* START *
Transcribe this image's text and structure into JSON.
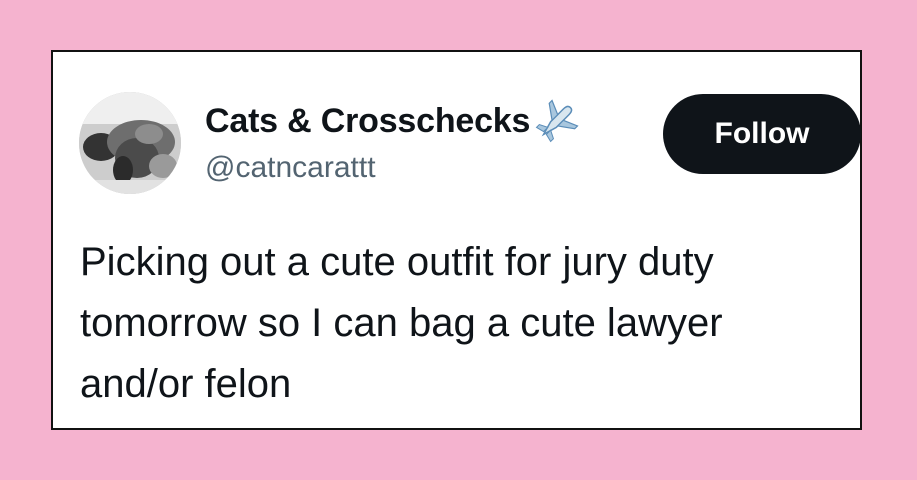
{
  "tweet": {
    "display_name": "Cats & Crosschecks",
    "handle": "@catncarattt",
    "follow_label": "Follow",
    "text": "Picking out a cute outfit for jury duty tomorrow so I can bag a cute lawyer and/or felon",
    "name_emoji_icon": "airplane-icon"
  },
  "colors": {
    "background": "#f5b3cf",
    "card": "#ffffff",
    "text": "#0f1419",
    "secondary_text": "#536471",
    "button": "#0f1419"
  }
}
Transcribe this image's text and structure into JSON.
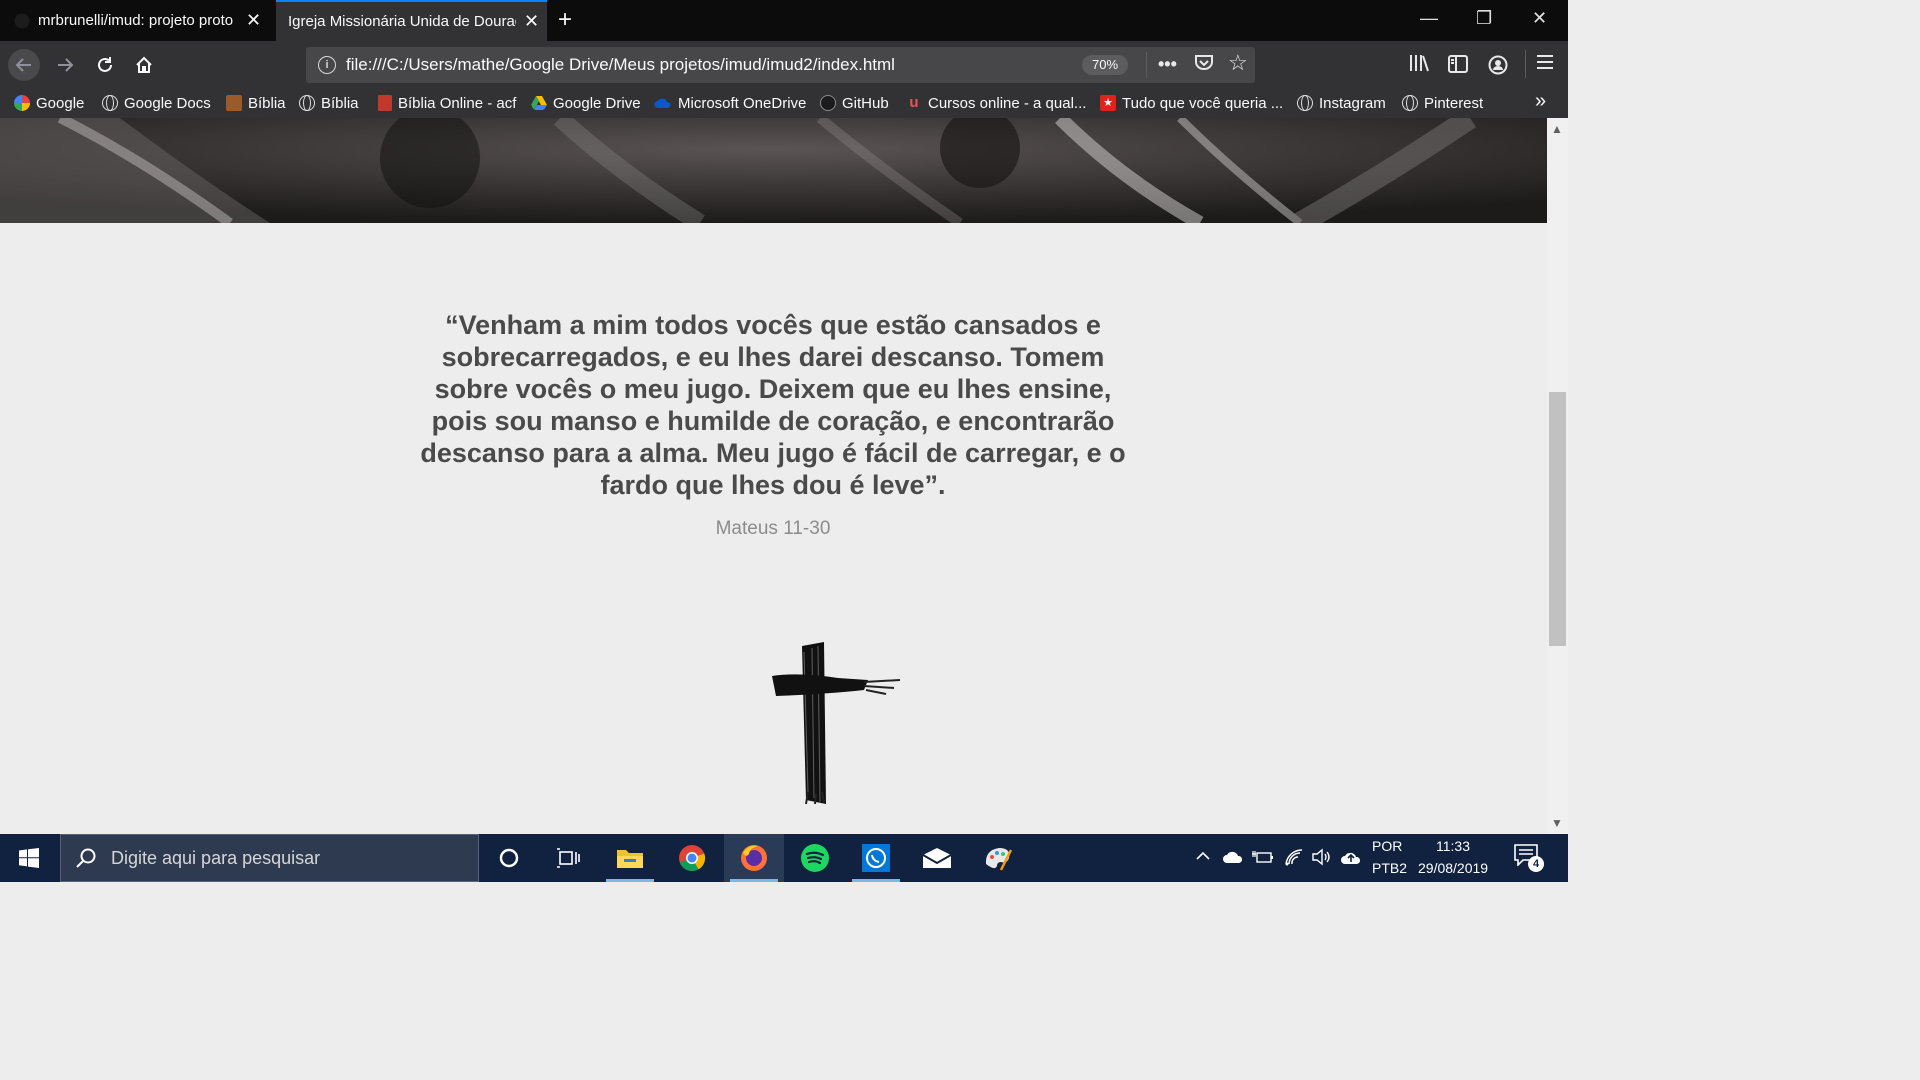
{
  "tabs": [
    {
      "title": "mrbrunelli/imud: projeto proto",
      "active": false
    },
    {
      "title": "Igreja Missionária Unida de Dourad",
      "active": true
    }
  ],
  "window_controls": {
    "minimize": "—",
    "restore": "❐",
    "close": "✕"
  },
  "nav": {
    "url": "file:///C:/Users/mathe/Google Drive/Meus projetos/imud/imud2/index.html",
    "zoom": "70%"
  },
  "bookmarks": [
    {
      "label": "Google",
      "icon": "google-icon"
    },
    {
      "label": "Google Docs",
      "icon": "globe-icon"
    },
    {
      "label": "Bíblia",
      "icon": "bible-book-icon"
    },
    {
      "label": "Bíblia",
      "icon": "globe-icon"
    },
    {
      "label": "Bíblia Online - acf",
      "icon": "bookmark-red-icon"
    },
    {
      "label": "Google Drive",
      "icon": "google-drive-icon"
    },
    {
      "label": "Microsoft OneDrive",
      "icon": "onedrive-icon"
    },
    {
      "label": "GitHub",
      "icon": "github-icon"
    },
    {
      "label": "Cursos online - a qual...",
      "icon": "udemy-icon"
    },
    {
      "label": "Tudo que você queria ...",
      "icon": "star-red-icon"
    },
    {
      "label": "Instagram",
      "icon": "globe-icon"
    },
    {
      "label": "Pinterest",
      "icon": "globe-icon"
    }
  ],
  "page": {
    "quote": "“Venham a mim todos vocês que estão cansados e sobrecarregados, e eu lhes darei descanso. Tomem sobre vocês o meu jugo. Deixem que eu lhes ensine, pois sou manso e humilde de coração, e encontrarão descanso para a alma. Meu jugo é fácil de carregar, e o fardo que lhes dou é leve”.",
    "reference": "Mateus 11-30"
  },
  "taskbar": {
    "search_placeholder": "Digite aqui para pesquisar",
    "language_1": "POR",
    "language_2": "PTB2",
    "time": "11:33",
    "date": "29/08/2019",
    "notification_count": "4"
  },
  "colors": {
    "tab_active_accent": "#0a84ff",
    "page_background": "#ededed",
    "quote_text": "#4a4a4a",
    "taskbar": "#10223f"
  }
}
* END *
• EXERCISE PROMPT: Pictures are excluded; copy every other part of the records exactly.

• OUTPUT FOR THIS EXERCISE:
Transcribe this image's text and structure into JSON.
{
  "tweet": {
    "display_name": "Cats & Crosschecks",
    "handle": "@catncarattt",
    "follow_label": "Follow",
    "text": "Picking out a cute outfit for jury duty tomorrow so I can bag a cute lawyer and/or felon",
    "name_emoji_icon": "airplane-icon"
  },
  "colors": {
    "background": "#f5b3cf",
    "card": "#ffffff",
    "text": "#0f1419",
    "secondary_text": "#536471",
    "button": "#0f1419"
  }
}
Transcribe this image's text and structure into JSON.
{
  "tabs": [
    {
      "title": "mrbrunelli/imud: projeto proto",
      "active": false
    },
    {
      "title": "Igreja Missionária Unida de Dourad",
      "active": true
    }
  ],
  "window_controls": {
    "minimize": "—",
    "restore": "❐",
    "close": "✕"
  },
  "nav": {
    "url": "file:///C:/Users/mathe/Google Drive/Meus projetos/imud/imud2/index.html",
    "zoom": "70%"
  },
  "bookmarks": [
    {
      "label": "Google",
      "icon": "google-icon"
    },
    {
      "label": "Google Docs",
      "icon": "globe-icon"
    },
    {
      "label": "Bíblia",
      "icon": "bible-book-icon"
    },
    {
      "label": "Bíblia",
      "icon": "globe-icon"
    },
    {
      "label": "Bíblia Online - acf",
      "icon": "bookmark-red-icon"
    },
    {
      "label": "Google Drive",
      "icon": "google-drive-icon"
    },
    {
      "label": "Microsoft OneDrive",
      "icon": "onedrive-icon"
    },
    {
      "label": "GitHub",
      "icon": "github-icon"
    },
    {
      "label": "Cursos online - a qual...",
      "icon": "udemy-icon"
    },
    {
      "label": "Tudo que você queria ...",
      "icon": "star-red-icon"
    },
    {
      "label": "Instagram",
      "icon": "globe-icon"
    },
    {
      "label": "Pinterest",
      "icon": "globe-icon"
    }
  ],
  "page": {
    "quote": "“Venham a mim todos vocês que estão cansados e sobrecarregados, e eu lhes darei descanso. Tomem sobre vocês o meu jugo. Deixem que eu lhes ensine, pois sou manso e humilde de coração, e encontrarão descanso para a alma. Meu jugo é fácil de carregar, e o fardo que lhes dou é leve”.",
    "reference": "Mateus 11-30"
  },
  "taskbar": {
    "search_placeholder": "Digite aqui para pesquisar",
    "language_1": "POR",
    "language_2": "PTB2",
    "time": "11:33",
    "date": "29/08/2019",
    "notification_count": "4"
  },
  "colors": {
    "tab_active_accent": "#0a84ff",
    "page_background": "#ededed",
    "quote_text": "#4a4a4a",
    "taskbar": "#10223f"
  }
}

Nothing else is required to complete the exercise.